* WHAT YOU SHOULD DO
Copy out all of the data below, line by line and word for word.

* RECORDS FOR THIS EXERCISE
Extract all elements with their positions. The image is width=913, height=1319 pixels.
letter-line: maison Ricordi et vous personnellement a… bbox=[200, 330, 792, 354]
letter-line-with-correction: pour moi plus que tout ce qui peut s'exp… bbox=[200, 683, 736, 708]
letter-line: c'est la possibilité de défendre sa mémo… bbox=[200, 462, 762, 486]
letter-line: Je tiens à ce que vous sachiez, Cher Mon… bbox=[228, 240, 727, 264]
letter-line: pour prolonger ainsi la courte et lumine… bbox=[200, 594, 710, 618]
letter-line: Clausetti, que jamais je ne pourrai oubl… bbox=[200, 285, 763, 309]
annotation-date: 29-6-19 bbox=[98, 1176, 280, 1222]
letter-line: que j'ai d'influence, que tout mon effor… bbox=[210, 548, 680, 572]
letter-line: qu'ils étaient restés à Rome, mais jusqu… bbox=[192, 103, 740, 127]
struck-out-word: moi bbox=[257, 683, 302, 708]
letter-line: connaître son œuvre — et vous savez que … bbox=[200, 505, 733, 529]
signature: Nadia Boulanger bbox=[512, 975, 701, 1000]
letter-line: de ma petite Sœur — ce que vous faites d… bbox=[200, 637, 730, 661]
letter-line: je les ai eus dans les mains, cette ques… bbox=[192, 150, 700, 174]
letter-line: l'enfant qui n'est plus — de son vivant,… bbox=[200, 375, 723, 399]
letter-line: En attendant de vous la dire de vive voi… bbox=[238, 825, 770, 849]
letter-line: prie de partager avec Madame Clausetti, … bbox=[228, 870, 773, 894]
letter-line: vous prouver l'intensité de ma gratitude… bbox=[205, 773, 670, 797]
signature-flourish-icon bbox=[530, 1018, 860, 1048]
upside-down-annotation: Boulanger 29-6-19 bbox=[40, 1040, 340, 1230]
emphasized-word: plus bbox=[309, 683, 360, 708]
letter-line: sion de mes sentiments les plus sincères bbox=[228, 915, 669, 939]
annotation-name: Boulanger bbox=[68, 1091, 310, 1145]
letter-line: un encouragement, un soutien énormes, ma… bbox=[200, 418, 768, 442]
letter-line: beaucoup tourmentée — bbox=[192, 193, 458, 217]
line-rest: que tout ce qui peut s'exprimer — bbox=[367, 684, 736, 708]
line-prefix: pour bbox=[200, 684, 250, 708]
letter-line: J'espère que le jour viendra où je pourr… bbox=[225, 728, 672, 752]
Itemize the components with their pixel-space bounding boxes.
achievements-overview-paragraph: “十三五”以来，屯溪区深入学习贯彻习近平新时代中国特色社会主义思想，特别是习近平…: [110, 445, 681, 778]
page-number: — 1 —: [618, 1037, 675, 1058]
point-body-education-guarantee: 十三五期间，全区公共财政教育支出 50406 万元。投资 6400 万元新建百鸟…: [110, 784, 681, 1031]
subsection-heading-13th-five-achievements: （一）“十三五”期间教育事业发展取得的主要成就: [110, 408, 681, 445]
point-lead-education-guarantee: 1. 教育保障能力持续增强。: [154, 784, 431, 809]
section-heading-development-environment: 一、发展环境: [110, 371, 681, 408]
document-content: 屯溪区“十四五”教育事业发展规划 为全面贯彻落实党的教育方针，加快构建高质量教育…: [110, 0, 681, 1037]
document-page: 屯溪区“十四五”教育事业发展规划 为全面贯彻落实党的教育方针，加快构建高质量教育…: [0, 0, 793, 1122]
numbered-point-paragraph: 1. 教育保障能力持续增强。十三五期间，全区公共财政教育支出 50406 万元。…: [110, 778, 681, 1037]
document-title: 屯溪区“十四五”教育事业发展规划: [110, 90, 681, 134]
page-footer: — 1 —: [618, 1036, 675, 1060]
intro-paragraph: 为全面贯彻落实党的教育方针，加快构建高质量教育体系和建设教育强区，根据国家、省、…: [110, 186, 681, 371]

* RESPONSE BELOW
Extract all elements with their positions. The image is width=913, height=1319 pixels.
letter-line: maison Ricordi et vous personnellement a… bbox=[200, 330, 792, 354]
letter-line-with-correction: pour moi plus que tout ce qui peut s'exp… bbox=[200, 683, 736, 708]
letter-line: c'est la possibilité de défendre sa mémo… bbox=[200, 462, 762, 486]
letter-line: Je tiens à ce que vous sachiez, Cher Mon… bbox=[228, 240, 727, 264]
letter-line: pour prolonger ainsi la courte et lumine… bbox=[200, 594, 710, 618]
letter-line: Clausetti, que jamais je ne pourrai oubl… bbox=[200, 285, 763, 309]
annotation-date: 29-6-19 bbox=[98, 1176, 280, 1222]
letter-line: que j'ai d'influence, que tout mon effor… bbox=[210, 548, 680, 572]
letter-line: qu'ils étaient restés à Rome, mais jusqu… bbox=[192, 103, 740, 127]
struck-out-word: moi bbox=[257, 683, 302, 708]
letter-line: connaître son œuvre — et vous savez que … bbox=[200, 505, 733, 529]
signature: Nadia Boulanger bbox=[512, 975, 701, 1000]
letter-line: de ma petite Sœur — ce que vous faites d… bbox=[200, 637, 730, 661]
letter-line: je les ai eus dans les mains, cette ques… bbox=[192, 150, 700, 174]
letter-line: l'enfant qui n'est plus — de son vivant,… bbox=[200, 375, 723, 399]
letter-line: En attendant de vous la dire de vive voi… bbox=[238, 825, 770, 849]
letter-line: prie de partager avec Madame Clausetti, … bbox=[228, 870, 773, 894]
letter-line: vous prouver l'intensité de ma gratitude… bbox=[205, 773, 670, 797]
signature-flourish-icon bbox=[530, 1018, 860, 1048]
upside-down-annotation: Boulanger 29-6-19 bbox=[40, 1040, 340, 1230]
emphasized-word: plus bbox=[309, 683, 360, 708]
letter-line: sion de mes sentiments les plus sincères bbox=[228, 915, 669, 939]
annotation-name: Boulanger bbox=[68, 1091, 310, 1145]
letter-line: un encouragement, un soutien énormes, ma… bbox=[200, 418, 768, 442]
letter-line: beaucoup tourmentée — bbox=[192, 193, 458, 217]
line-rest: que tout ce qui peut s'exprimer — bbox=[367, 684, 736, 708]
line-prefix: pour bbox=[200, 684, 250, 708]
letter-line: J'espère que le jour viendra où je pourr… bbox=[225, 728, 672, 752]
Itemize the components with their pixel-space bounding boxes.
achievements-overview-paragraph: “十三五”以来，屯溪区深入学习贯彻习近平新时代中国特色社会主义思想，特别是习近平…: [110, 445, 681, 778]
page-number: — 1 —: [618, 1037, 675, 1058]
point-body-education-guarantee: 十三五期间，全区公共财政教育支出 50406 万元。投资 6400 万元新建百鸟…: [110, 784, 681, 1031]
subsection-heading-13th-five-achievements: （一）“十三五”期间教育事业发展取得的主要成就: [110, 408, 681, 445]
point-lead-education-guarantee: 1. 教育保障能力持续增强。: [154, 784, 431, 809]
section-heading-development-environment: 一、发展环境: [110, 371, 681, 408]
document-content: 屯溪区“十四五”教育事业发展规划 为全面贯彻落实党的教育方针，加快构建高质量教育…: [110, 0, 681, 1037]
document-page: 屯溪区“十四五”教育事业发展规划 为全面贯彻落实党的教育方针，加快构建高质量教育…: [0, 0, 793, 1122]
numbered-point-paragraph: 1. 教育保障能力持续增强。十三五期间，全区公共财政教育支出 50406 万元。…: [110, 778, 681, 1037]
document-title: 屯溪区“十四五”教育事业发展规划: [110, 90, 681, 134]
page-footer: — 1 —: [618, 1036, 675, 1060]
intro-paragraph: 为全面贯彻落实党的教育方针，加快构建高质量教育体系和建设教育强区，根据国家、省、…: [110, 186, 681, 371]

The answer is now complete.